------ EXERCISE MATERIALS ------
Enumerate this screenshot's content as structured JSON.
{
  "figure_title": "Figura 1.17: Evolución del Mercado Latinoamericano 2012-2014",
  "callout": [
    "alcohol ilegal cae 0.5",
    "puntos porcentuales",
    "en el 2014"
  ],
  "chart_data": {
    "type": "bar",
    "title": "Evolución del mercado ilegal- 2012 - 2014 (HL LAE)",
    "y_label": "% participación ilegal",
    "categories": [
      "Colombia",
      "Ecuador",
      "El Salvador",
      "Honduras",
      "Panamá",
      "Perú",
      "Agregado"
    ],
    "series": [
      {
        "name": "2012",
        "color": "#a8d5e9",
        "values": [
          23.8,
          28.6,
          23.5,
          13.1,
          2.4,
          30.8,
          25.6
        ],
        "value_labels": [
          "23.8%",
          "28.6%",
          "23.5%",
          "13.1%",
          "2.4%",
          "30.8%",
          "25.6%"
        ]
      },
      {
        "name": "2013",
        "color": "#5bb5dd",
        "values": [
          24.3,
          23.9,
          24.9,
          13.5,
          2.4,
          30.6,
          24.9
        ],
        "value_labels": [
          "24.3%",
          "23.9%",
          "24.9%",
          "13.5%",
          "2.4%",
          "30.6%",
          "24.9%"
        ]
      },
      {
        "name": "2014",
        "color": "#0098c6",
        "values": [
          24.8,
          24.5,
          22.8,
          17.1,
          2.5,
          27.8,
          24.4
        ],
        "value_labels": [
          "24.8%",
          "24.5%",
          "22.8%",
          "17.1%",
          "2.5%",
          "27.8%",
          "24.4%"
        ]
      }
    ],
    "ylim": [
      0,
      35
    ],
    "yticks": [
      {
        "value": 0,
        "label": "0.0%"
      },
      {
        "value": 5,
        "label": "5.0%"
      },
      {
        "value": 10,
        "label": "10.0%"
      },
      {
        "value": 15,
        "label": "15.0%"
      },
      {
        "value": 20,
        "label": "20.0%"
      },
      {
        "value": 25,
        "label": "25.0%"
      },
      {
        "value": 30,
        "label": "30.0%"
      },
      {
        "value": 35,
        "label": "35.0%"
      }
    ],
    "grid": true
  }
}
------
**INSTRUCTION**.
What is the number of lines holding the word "color"? State it alone.

**SOLVED PROBLEM**.
3